• [WHAT IS REQUIRED]: Type out the records that follow, exactly as given.

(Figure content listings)
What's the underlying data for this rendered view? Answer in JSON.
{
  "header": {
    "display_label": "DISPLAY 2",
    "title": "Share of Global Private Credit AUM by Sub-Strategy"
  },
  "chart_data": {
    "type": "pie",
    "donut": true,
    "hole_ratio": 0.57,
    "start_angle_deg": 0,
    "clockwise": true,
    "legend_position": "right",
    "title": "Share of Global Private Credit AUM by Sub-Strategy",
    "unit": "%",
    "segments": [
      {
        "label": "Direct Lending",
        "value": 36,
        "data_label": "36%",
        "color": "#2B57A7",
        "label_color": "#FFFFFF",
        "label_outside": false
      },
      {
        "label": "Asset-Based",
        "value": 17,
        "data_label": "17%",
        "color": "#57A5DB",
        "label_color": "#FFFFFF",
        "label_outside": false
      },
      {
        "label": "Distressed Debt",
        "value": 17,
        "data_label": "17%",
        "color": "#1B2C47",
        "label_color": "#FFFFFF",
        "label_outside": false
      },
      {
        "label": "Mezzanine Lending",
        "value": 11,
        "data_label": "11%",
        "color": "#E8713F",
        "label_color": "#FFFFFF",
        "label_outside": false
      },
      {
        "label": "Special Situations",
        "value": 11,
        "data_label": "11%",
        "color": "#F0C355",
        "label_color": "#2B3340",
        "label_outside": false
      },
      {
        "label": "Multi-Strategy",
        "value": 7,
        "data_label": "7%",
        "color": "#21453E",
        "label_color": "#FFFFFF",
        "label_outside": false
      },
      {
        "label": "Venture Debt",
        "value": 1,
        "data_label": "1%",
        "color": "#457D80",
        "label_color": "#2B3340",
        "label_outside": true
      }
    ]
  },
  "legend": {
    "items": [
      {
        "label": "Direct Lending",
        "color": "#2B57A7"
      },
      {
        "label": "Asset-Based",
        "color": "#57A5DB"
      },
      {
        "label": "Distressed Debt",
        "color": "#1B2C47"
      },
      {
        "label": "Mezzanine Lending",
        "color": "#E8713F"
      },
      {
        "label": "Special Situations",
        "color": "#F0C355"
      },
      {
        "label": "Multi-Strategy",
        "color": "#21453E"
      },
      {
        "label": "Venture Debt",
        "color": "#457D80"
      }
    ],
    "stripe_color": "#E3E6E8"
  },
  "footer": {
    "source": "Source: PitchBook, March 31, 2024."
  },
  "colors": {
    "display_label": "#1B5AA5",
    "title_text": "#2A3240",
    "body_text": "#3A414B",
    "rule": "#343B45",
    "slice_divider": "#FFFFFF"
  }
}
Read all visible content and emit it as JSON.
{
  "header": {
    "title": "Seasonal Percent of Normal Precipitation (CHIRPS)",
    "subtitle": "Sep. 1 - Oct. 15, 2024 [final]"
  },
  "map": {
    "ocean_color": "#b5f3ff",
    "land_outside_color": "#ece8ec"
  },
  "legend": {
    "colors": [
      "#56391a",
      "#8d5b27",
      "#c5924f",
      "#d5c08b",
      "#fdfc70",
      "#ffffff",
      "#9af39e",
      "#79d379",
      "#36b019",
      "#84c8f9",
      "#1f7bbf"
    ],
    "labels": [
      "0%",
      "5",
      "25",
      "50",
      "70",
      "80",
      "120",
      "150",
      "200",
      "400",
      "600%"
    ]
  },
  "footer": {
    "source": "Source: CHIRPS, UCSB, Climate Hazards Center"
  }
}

• [RESPONSE TO THE EXERCISE]:
What's the underlying data for this rendered view? Answer in JSON.
{
  "header": {
    "display_label": "DISPLAY 2",
    "title": "Share of Global Private Credit AUM by Sub-Strategy"
  },
  "chart_data": {
    "type": "pie",
    "donut": true,
    "hole_ratio": 0.57,
    "start_angle_deg": 0,
    "clockwise": true,
    "legend_position": "right",
    "title": "Share of Global Private Credit AUM by Sub-Strategy",
    "unit": "%",
    "segments": [
      {
        "label": "Direct Lending",
        "value": 36,
        "data_label": "36%",
        "color": "#2B57A7",
        "label_color": "#FFFFFF",
        "label_outside": false
      },
      {
        "label": "Asset-Based",
        "value": 17,
        "data_label": "17%",
        "color": "#57A5DB",
        "label_color": "#FFFFFF",
        "label_outside": false
      },
      {
        "label": "Distressed Debt",
        "value": 17,
        "data_label": "17%",
        "color": "#1B2C47",
        "label_color": "#FFFFFF",
        "label_outside": false
      },
      {
        "label": "Mezzanine Lending",
        "value": 11,
        "data_label": "11%",
        "color": "#E8713F",
        "label_color": "#FFFFFF",
        "label_outside": false
      },
      {
        "label": "Special Situations",
        "value": 11,
        "data_label": "11%",
        "color": "#F0C355",
        "label_color": "#2B3340",
        "label_outside": false
      },
      {
        "label": "Multi-Strategy",
        "value": 7,
        "data_label": "7%",
        "color": "#21453E",
        "label_color": "#FFFFFF",
        "label_outside": false
      },
      {
        "label": "Venture Debt",
        "value": 1,
        "data_label": "1%",
        "color": "#457D80",
        "label_color": "#2B3340",
        "label_outside": true
      }
    ]
  },
  "legend": {
    "items": [
      {
        "label": "Direct Lending",
        "color": "#2B57A7"
      },
      {
        "label": "Asset-Based",
        "color": "#57A5DB"
      },
      {
        "label": "Distressed Debt",
        "color": "#1B2C47"
      },
      {
        "label": "Mezzanine Lending",
        "color": "#E8713F"
      },
      {
        "label": "Special Situations",
        "color": "#F0C355"
      },
      {
        "label": "Multi-Strategy",
        "color": "#21453E"
      },
      {
        "label": "Venture Debt",
        "color": "#457D80"
      }
    ],
    "stripe_color": "#E3E6E8"
  },
  "footer": {
    "source": "Source: PitchBook, March 31, 2024."
  },
  "colors": {
    "display_label": "#1B5AA5",
    "title_text": "#2A3240",
    "body_text": "#3A414B",
    "rule": "#343B45",
    "slice_divider": "#FFFFFF"
  }
}
Read all visible content and emit it as JSON.
{
  "header": {
    "title": "Seasonal Percent of Normal Precipitation (CHIRPS)",
    "subtitle": "Sep. 1 - Oct. 15, 2024 [final]"
  },
  "map": {
    "ocean_color": "#b5f3ff",
    "land_outside_color": "#ece8ec"
  },
  "legend": {
    "colors": [
      "#56391a",
      "#8d5b27",
      "#c5924f",
      "#d5c08b",
      "#fdfc70",
      "#ffffff",
      "#9af39e",
      "#79d379",
      "#36b019",
      "#84c8f9",
      "#1f7bbf"
    ],
    "labels": [
      "0%",
      "5",
      "25",
      "50",
      "70",
      "80",
      "120",
      "150",
      "200",
      "400",
      "600%"
    ]
  },
  "footer": {
    "source": "Source: CHIRPS, UCSB, Climate Hazards Center"
  }
}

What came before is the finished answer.